WHAT IS ASKED | Print out each entry below exactly, please.

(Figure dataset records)
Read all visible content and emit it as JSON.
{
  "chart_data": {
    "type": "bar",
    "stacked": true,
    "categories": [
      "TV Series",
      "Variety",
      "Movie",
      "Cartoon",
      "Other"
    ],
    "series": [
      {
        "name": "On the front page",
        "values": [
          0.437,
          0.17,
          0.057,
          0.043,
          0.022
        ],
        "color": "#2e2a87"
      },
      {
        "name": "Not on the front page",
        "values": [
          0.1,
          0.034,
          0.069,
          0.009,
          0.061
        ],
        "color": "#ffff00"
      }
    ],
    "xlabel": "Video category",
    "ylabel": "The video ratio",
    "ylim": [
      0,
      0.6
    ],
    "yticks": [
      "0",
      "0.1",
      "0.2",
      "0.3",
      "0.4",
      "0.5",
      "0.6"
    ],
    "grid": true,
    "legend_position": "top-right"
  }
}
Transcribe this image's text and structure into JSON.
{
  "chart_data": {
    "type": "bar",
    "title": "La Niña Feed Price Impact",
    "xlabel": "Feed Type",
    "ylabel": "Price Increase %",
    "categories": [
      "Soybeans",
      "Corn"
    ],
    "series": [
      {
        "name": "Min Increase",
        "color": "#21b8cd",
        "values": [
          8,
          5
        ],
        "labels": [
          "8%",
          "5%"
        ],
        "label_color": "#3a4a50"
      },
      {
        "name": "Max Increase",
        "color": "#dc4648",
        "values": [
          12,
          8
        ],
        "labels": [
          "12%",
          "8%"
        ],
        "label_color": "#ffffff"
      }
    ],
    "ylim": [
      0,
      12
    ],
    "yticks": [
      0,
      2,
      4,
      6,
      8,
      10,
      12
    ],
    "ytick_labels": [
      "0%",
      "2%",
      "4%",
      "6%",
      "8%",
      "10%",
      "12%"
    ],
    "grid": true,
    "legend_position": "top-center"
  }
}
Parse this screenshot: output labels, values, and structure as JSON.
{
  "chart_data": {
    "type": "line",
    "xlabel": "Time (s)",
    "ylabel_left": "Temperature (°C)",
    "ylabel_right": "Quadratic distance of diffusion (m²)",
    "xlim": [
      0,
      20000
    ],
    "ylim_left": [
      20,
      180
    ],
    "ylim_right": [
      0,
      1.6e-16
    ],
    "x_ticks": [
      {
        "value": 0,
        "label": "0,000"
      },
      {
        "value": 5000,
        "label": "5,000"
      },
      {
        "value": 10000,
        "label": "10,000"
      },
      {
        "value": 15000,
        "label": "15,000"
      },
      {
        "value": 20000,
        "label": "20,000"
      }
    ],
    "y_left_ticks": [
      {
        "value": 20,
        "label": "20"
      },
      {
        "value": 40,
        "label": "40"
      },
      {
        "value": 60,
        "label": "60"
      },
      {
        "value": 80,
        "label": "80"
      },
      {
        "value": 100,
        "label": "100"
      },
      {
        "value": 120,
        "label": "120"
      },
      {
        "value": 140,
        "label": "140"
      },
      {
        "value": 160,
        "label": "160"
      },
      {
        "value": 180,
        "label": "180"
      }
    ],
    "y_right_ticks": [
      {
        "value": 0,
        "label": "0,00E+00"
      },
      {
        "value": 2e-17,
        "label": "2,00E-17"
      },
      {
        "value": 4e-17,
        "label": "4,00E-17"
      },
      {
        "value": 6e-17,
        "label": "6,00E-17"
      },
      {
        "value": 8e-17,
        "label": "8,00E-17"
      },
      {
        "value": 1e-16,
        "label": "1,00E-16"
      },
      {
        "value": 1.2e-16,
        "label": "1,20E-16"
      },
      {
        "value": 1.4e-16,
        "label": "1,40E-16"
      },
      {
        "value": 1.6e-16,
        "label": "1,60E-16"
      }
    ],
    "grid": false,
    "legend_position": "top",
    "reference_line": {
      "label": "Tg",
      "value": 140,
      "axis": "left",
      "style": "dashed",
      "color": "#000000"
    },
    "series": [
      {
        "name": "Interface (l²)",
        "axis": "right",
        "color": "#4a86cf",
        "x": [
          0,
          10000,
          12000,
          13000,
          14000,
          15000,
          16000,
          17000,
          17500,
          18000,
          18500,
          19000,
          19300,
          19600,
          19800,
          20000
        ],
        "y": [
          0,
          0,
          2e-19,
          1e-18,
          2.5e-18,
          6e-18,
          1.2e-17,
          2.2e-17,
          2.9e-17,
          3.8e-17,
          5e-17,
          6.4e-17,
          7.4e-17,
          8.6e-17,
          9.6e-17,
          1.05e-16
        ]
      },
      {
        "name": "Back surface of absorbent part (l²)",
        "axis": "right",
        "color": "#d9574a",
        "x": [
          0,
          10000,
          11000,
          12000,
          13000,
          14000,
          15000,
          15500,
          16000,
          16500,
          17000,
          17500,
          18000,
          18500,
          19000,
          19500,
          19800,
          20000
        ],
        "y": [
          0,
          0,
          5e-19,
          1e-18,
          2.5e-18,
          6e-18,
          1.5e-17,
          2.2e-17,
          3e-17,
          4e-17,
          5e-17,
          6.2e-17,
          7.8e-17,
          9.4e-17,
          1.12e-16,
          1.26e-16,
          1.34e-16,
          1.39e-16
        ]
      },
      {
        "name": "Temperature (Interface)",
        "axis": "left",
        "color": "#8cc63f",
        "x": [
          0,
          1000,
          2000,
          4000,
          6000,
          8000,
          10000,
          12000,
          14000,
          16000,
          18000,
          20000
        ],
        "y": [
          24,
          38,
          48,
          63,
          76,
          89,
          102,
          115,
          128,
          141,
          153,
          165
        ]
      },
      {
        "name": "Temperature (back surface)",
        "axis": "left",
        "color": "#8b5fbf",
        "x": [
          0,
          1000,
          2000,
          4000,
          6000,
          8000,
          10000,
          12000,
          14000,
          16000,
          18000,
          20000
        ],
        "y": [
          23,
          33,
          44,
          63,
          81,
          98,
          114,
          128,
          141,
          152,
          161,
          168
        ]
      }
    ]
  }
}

RESPONSE TO THE TASK |
Read all visible content and emit it as JSON.
{
  "chart_data": {
    "type": "bar",
    "stacked": true,
    "categories": [
      "TV Series",
      "Variety",
      "Movie",
      "Cartoon",
      "Other"
    ],
    "series": [
      {
        "name": "On the front page",
        "values": [
          0.437,
          0.17,
          0.057,
          0.043,
          0.022
        ],
        "color": "#2e2a87"
      },
      {
        "name": "Not on the front page",
        "values": [
          0.1,
          0.034,
          0.069,
          0.009,
          0.061
        ],
        "color": "#ffff00"
      }
    ],
    "xlabel": "Video category",
    "ylabel": "The video ratio",
    "ylim": [
      0,
      0.6
    ],
    "yticks": [
      "0",
      "0.1",
      "0.2",
      "0.3",
      "0.4",
      "0.5",
      "0.6"
    ],
    "grid": true,
    "legend_position": "top-right"
  }
}
Transcribe this image's text and structure into JSON.
{
  "chart_data": {
    "type": "bar",
    "title": "La Niña Feed Price Impact",
    "xlabel": "Feed Type",
    "ylabel": "Price Increase %",
    "categories": [
      "Soybeans",
      "Corn"
    ],
    "series": [
      {
        "name": "Min Increase",
        "color": "#21b8cd",
        "values": [
          8,
          5
        ],
        "labels": [
          "8%",
          "5%"
        ],
        "label_color": "#3a4a50"
      },
      {
        "name": "Max Increase",
        "color": "#dc4648",
        "values": [
          12,
          8
        ],
        "labels": [
          "12%",
          "8%"
        ],
        "label_color": "#ffffff"
      }
    ],
    "ylim": [
      0,
      12
    ],
    "yticks": [
      0,
      2,
      4,
      6,
      8,
      10,
      12
    ],
    "ytick_labels": [
      "0%",
      "2%",
      "4%",
      "6%",
      "8%",
      "10%",
      "12%"
    ],
    "grid": true,
    "legend_position": "top-center"
  }
}
Parse this screenshot: output labels, values, and structure as JSON.
{
  "chart_data": {
    "type": "line",
    "xlabel": "Time (s)",
    "ylabel_left": "Temperature (°C)",
    "ylabel_right": "Quadratic distance of diffusion (m²)",
    "xlim": [
      0,
      20000
    ],
    "ylim_left": [
      20,
      180
    ],
    "ylim_right": [
      0,
      1.6e-16
    ],
    "x_ticks": [
      {
        "value": 0,
        "label": "0,000"
      },
      {
        "value": 5000,
        "label": "5,000"
      },
      {
        "value": 10000,
        "label": "10,000"
      },
      {
        "value": 15000,
        "label": "15,000"
      },
      {
        "value": 20000,
        "label": "20,000"
      }
    ],
    "y_left_ticks": [
      {
        "value": 20,
        "label": "20"
      },
      {
        "value": 40,
        "label": "40"
      },
      {
        "value": 60,
        "label": "60"
      },
      {
        "value": 80,
        "label": "80"
      },
      {
        "value": 100,
        "label": "100"
      },
      {
        "value": 120,
        "label": "120"
      },
      {
        "value": 140,
        "label": "140"
      },
      {
        "value": 160,
        "label": "160"
      },
      {
        "value": 180,
        "label": "180"
      }
    ],
    "y_right_ticks": [
      {
        "value": 0,
        "label": "0,00E+00"
      },
      {
        "value": 2e-17,
        "label": "2,00E-17"
      },
      {
        "value": 4e-17,
        "label": "4,00E-17"
      },
      {
        "value": 6e-17,
        "label": "6,00E-17"
      },
      {
        "value": 8e-17,
        "label": "8,00E-17"
      },
      {
        "value": 1e-16,
        "label": "1,00E-16"
      },
      {
        "value": 1.2e-16,
        "label": "1,20E-16"
      },
      {
        "value": 1.4e-16,
        "label": "1,40E-16"
      },
      {
        "value": 1.6e-16,
        "label": "1,60E-16"
      }
    ],
    "grid": false,
    "legend_position": "top",
    "reference_line": {
      "label": "Tg",
      "value": 140,
      "axis": "left",
      "style": "dashed",
      "color": "#000000"
    },
    "series": [
      {
        "name": "Interface (l²)",
        "axis": "right",
        "color": "#4a86cf",
        "x": [
          0,
          10000,
          12000,
          13000,
          14000,
          15000,
          16000,
          17000,
          17500,
          18000,
          18500,
          19000,
          19300,
          19600,
          19800,
          20000
        ],
        "y": [
          0,
          0,
          2e-19,
          1e-18,
          2.5e-18,
          6e-18,
          1.2e-17,
          2.2e-17,
          2.9e-17,
          3.8e-17,
          5e-17,
          6.4e-17,
          7.4e-17,
          8.6e-17,
          9.6e-17,
          1.05e-16
        ]
      },
      {
        "name": "Back surface of absorbent part (l²)",
        "axis": "right",
        "color": "#d9574a",
        "x": [
          0,
          10000,
          11000,
          12000,
          13000,
          14000,
          15000,
          15500,
          16000,
          16500,
          17000,
          17500,
          18000,
          18500,
          19000,
          19500,
          19800,
          20000
        ],
        "y": [
          0,
          0,
          5e-19,
          1e-18,
          2.5e-18,
          6e-18,
          1.5e-17,
          2.2e-17,
          3e-17,
          4e-17,
          5e-17,
          6.2e-17,
          7.8e-17,
          9.4e-17,
          1.12e-16,
          1.26e-16,
          1.34e-16,
          1.39e-16
        ]
      },
      {
        "name": "Temperature (Interface)",
        "axis": "left",
        "color": "#8cc63f",
        "x": [
          0,
          1000,
          2000,
          4000,
          6000,
          8000,
          10000,
          12000,
          14000,
          16000,
          18000,
          20000
        ],
        "y": [
          24,
          38,
          48,
          63,
          76,
          89,
          102,
          115,
          128,
          141,
          153,
          165
        ]
      },
      {
        "name": "Temperature (back surface)",
        "axis": "left",
        "color": "#8b5fbf",
        "x": [
          0,
          1000,
          2000,
          4000,
          6000,
          8000,
          10000,
          12000,
          14000,
          16000,
          18000,
          20000
        ],
        "y": [
          23,
          33,
          44,
          63,
          81,
          98,
          114,
          128,
          141,
          152,
          161,
          168
        ]
      }
    ]
  }
}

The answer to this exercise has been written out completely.